> Aim of the exercise
Count how many lines contain "niet" and reply with that number only.
#####
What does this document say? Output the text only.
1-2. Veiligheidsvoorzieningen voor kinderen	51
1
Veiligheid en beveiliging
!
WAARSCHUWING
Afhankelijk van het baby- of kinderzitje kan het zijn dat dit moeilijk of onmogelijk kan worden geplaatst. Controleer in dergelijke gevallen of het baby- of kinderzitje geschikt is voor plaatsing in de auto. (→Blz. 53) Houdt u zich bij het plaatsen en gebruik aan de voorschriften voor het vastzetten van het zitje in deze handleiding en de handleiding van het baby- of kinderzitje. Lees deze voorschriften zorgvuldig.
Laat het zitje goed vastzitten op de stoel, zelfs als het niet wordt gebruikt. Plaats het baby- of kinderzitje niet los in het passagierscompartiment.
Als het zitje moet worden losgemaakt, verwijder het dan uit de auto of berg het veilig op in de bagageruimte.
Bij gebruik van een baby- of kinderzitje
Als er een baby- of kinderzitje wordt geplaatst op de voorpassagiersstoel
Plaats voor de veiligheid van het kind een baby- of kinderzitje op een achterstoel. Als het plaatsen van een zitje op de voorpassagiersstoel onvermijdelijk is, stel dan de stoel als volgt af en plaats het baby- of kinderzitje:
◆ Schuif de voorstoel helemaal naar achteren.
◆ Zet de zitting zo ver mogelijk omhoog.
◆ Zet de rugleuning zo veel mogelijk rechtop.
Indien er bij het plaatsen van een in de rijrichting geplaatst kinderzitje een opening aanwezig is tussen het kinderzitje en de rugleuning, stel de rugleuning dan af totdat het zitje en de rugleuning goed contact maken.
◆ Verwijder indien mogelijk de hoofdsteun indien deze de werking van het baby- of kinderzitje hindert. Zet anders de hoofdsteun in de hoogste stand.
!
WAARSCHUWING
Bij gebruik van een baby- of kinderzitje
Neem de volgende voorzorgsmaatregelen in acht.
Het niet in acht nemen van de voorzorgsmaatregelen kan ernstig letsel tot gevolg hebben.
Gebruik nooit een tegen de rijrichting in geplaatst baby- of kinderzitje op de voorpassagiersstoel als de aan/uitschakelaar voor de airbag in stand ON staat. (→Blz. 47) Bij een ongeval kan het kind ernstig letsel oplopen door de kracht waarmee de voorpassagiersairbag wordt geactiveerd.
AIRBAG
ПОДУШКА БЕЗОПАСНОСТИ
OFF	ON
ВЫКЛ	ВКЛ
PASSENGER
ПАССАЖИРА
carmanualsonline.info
#####
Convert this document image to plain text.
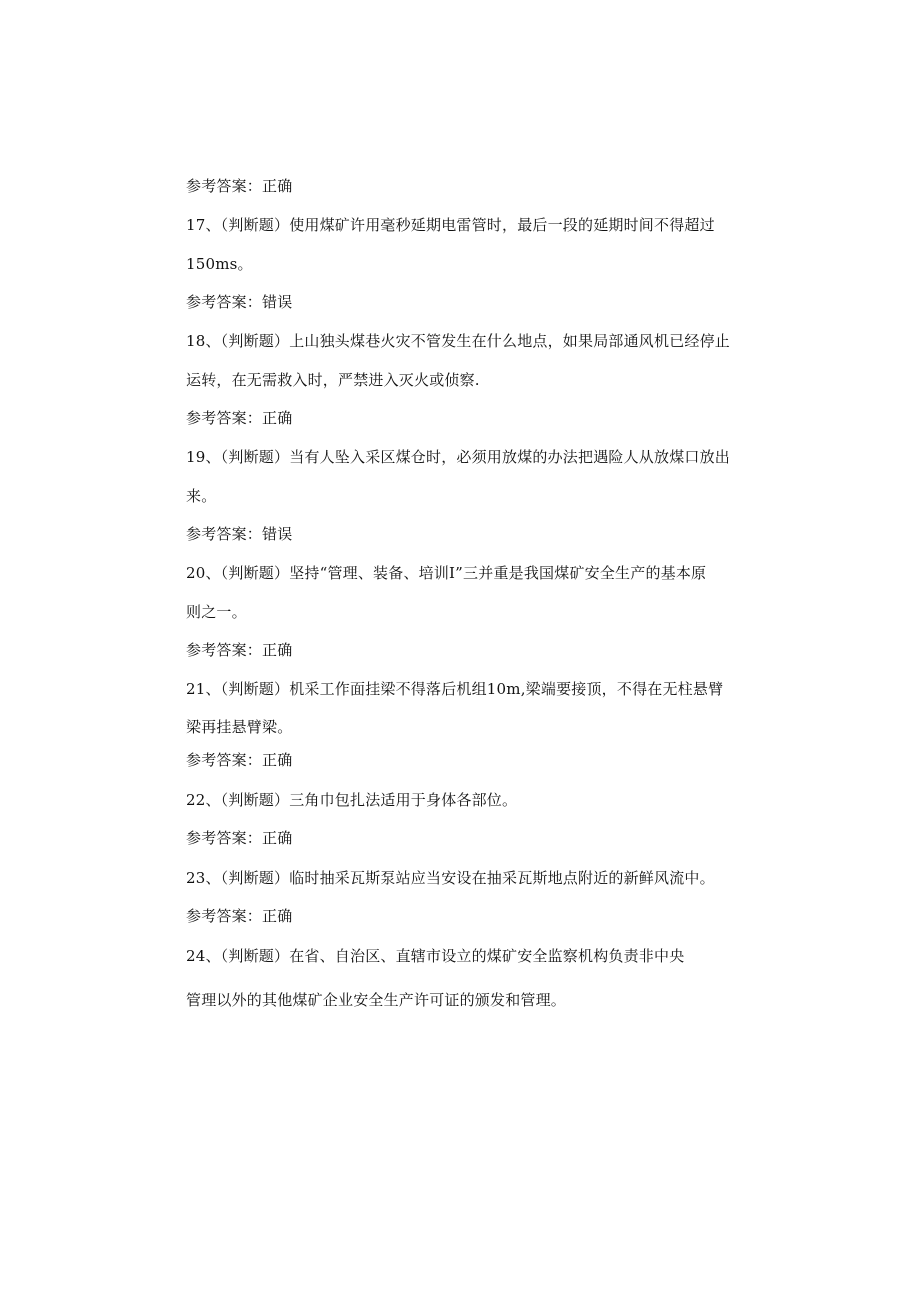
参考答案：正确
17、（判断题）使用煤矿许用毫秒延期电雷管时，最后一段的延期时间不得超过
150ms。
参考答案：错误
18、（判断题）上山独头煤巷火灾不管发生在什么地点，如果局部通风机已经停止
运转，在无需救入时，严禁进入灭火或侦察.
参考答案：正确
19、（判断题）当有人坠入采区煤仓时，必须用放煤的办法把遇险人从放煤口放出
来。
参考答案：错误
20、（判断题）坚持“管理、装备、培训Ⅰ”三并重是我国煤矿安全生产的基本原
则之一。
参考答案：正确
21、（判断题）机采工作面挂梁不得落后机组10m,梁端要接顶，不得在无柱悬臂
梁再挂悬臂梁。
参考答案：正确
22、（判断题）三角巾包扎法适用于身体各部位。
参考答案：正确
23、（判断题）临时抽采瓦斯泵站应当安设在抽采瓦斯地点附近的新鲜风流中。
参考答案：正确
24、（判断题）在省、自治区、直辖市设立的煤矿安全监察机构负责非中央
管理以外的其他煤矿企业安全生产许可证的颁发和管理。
#####
> Output for this exercise
2